Segment Start: SOURCE DATA

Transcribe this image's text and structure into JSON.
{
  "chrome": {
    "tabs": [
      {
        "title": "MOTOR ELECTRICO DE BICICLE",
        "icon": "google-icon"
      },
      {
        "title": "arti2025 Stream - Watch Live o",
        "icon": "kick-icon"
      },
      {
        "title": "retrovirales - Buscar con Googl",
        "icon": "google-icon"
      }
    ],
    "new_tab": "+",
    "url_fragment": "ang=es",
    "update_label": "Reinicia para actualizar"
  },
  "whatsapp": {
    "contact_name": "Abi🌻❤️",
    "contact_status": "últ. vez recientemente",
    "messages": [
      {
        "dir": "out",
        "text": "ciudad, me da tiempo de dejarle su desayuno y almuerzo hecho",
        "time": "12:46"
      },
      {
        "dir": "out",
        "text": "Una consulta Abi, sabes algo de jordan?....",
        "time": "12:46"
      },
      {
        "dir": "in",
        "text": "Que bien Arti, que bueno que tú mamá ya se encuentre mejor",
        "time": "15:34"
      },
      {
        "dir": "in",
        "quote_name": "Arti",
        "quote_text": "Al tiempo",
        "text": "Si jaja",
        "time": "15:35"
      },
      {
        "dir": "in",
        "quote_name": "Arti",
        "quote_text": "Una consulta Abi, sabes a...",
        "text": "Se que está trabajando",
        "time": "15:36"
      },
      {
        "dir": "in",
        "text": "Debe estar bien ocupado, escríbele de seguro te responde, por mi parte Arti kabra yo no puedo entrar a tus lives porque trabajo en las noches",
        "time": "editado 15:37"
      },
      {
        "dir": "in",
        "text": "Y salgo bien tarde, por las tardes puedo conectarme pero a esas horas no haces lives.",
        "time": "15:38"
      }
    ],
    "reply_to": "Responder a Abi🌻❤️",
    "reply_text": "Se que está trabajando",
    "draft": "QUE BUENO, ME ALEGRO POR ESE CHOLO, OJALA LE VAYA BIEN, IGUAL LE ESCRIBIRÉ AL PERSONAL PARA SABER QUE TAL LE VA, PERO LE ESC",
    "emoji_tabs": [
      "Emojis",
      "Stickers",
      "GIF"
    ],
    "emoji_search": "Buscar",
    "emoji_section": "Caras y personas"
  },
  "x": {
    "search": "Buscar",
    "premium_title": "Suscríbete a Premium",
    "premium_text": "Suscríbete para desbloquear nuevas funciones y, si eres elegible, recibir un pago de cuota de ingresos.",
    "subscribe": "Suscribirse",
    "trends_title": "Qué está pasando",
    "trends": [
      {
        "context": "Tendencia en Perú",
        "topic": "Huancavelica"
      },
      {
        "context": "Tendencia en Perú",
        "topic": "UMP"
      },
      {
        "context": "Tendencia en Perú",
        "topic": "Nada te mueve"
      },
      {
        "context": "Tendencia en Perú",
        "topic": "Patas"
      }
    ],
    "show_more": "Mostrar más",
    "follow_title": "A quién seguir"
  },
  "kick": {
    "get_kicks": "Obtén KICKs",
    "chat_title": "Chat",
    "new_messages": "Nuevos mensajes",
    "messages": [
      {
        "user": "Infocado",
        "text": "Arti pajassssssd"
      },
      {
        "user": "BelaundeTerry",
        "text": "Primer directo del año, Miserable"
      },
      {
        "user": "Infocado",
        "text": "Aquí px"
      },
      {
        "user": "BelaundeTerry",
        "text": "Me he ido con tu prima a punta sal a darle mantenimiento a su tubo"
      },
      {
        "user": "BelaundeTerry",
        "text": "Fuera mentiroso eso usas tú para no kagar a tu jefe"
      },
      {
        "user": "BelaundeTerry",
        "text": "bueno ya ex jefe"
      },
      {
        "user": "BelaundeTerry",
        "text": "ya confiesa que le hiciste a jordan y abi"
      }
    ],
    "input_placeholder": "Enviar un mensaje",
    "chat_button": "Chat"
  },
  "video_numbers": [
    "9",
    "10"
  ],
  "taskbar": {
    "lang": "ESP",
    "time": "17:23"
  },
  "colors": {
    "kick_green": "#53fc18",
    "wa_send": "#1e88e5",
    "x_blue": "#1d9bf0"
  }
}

Segment End: SOURCE DATA

WORK ORDER »
Using the data above, say how many lines include "Buscar". No other reply is needed.

RESULT »
3